Structured figure records:
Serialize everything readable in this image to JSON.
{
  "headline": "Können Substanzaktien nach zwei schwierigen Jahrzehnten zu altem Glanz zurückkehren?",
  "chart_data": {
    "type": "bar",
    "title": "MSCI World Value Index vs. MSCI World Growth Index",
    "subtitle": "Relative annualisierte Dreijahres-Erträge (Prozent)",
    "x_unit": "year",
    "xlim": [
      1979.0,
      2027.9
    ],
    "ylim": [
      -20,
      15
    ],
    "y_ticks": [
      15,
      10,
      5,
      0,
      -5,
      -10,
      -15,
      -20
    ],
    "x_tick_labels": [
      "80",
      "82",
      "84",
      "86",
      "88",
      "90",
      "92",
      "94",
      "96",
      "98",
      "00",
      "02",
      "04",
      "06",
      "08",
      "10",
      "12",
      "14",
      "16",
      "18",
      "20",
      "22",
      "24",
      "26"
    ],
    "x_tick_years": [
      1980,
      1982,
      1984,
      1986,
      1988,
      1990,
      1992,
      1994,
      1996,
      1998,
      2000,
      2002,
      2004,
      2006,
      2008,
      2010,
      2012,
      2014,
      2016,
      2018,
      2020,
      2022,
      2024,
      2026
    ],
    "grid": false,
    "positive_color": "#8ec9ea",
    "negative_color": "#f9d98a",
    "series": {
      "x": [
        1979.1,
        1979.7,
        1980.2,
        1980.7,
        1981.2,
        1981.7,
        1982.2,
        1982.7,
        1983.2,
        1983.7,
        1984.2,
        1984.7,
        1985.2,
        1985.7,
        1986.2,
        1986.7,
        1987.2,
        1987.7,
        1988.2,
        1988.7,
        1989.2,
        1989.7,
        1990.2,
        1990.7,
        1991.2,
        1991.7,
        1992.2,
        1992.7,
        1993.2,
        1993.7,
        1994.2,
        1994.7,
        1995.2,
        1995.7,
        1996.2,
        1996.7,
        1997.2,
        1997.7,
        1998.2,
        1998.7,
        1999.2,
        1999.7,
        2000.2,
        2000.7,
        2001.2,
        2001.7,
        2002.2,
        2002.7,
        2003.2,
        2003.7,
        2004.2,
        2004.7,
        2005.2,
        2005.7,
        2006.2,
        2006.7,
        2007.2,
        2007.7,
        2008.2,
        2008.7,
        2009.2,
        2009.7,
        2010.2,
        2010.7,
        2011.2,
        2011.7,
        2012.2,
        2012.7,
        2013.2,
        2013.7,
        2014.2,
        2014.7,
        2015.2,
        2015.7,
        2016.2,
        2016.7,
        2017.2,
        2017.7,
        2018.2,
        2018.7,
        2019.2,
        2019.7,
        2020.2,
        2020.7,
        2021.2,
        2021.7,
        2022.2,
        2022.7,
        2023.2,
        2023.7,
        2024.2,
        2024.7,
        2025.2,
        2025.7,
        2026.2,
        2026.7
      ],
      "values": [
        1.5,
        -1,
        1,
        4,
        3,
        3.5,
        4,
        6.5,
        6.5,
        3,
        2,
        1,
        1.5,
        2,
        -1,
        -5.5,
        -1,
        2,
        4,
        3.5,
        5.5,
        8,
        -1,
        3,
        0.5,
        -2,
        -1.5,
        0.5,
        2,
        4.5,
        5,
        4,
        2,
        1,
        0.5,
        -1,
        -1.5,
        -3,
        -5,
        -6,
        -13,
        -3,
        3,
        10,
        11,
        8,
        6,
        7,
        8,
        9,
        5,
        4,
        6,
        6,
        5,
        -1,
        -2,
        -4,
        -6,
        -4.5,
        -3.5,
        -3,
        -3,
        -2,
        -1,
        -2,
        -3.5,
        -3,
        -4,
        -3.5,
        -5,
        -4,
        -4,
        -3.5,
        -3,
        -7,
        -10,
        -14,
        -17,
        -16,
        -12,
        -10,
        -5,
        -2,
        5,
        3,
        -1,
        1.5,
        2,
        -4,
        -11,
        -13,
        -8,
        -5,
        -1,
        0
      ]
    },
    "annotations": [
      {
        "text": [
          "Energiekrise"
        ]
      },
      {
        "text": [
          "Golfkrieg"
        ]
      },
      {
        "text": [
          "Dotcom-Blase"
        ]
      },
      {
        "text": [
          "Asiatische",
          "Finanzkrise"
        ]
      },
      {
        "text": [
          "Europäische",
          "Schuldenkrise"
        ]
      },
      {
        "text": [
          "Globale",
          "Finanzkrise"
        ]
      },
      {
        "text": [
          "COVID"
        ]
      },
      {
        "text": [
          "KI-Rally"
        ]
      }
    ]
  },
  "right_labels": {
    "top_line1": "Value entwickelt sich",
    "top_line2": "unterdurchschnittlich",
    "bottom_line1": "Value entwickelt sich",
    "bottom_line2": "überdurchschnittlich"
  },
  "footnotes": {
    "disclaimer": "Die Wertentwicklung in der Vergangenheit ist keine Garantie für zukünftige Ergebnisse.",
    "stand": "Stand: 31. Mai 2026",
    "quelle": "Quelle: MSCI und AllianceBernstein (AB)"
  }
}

---

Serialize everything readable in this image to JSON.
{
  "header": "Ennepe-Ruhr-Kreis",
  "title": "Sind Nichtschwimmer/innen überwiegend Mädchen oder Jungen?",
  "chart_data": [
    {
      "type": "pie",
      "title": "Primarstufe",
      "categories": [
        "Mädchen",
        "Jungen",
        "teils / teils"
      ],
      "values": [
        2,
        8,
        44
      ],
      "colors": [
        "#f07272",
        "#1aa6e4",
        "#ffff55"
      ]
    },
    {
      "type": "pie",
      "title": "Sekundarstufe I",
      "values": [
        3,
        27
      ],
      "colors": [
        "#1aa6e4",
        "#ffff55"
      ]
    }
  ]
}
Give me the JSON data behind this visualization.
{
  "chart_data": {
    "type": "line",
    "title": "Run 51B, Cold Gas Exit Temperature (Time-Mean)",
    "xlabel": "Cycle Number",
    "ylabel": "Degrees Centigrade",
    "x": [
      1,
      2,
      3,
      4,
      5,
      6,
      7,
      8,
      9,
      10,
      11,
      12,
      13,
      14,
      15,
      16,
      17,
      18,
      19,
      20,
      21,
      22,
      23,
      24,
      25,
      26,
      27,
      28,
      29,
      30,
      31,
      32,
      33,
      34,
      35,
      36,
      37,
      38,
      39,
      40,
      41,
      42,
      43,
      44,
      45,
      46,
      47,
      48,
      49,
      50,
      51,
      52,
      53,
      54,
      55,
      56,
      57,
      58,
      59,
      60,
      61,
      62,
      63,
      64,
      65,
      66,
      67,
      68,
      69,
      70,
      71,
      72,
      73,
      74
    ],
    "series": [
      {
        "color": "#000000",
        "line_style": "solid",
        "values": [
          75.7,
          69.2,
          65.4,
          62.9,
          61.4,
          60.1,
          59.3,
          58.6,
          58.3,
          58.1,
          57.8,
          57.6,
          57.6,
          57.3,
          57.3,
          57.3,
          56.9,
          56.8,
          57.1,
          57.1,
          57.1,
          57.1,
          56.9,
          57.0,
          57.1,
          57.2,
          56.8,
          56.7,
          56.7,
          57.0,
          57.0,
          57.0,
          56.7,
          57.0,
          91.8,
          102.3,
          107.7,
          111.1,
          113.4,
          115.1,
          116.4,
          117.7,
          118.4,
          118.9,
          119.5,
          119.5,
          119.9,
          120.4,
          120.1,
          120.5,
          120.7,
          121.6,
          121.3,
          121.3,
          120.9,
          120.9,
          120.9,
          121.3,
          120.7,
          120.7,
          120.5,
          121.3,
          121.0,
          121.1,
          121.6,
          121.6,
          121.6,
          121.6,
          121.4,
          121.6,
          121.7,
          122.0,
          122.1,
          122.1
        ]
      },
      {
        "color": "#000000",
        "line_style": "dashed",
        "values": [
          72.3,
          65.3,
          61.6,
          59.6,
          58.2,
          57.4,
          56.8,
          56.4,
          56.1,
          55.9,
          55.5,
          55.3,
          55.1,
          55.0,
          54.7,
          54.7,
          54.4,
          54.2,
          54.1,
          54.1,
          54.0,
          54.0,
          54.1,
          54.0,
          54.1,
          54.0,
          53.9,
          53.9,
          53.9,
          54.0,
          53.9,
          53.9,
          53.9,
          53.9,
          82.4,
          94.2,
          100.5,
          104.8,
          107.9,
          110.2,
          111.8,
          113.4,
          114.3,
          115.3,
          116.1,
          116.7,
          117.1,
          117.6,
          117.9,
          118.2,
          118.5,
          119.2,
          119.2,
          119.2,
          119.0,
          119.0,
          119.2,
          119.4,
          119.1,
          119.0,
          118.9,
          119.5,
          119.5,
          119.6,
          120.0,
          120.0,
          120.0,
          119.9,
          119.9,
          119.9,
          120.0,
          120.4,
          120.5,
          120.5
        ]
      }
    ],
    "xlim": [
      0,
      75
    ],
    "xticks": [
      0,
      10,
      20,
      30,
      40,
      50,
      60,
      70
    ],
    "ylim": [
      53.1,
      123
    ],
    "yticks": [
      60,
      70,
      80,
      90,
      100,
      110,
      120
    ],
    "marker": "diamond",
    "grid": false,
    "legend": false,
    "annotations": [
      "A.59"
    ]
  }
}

Work to complete:
Give only the number of lines that include the word "Jungen".

Final result:
2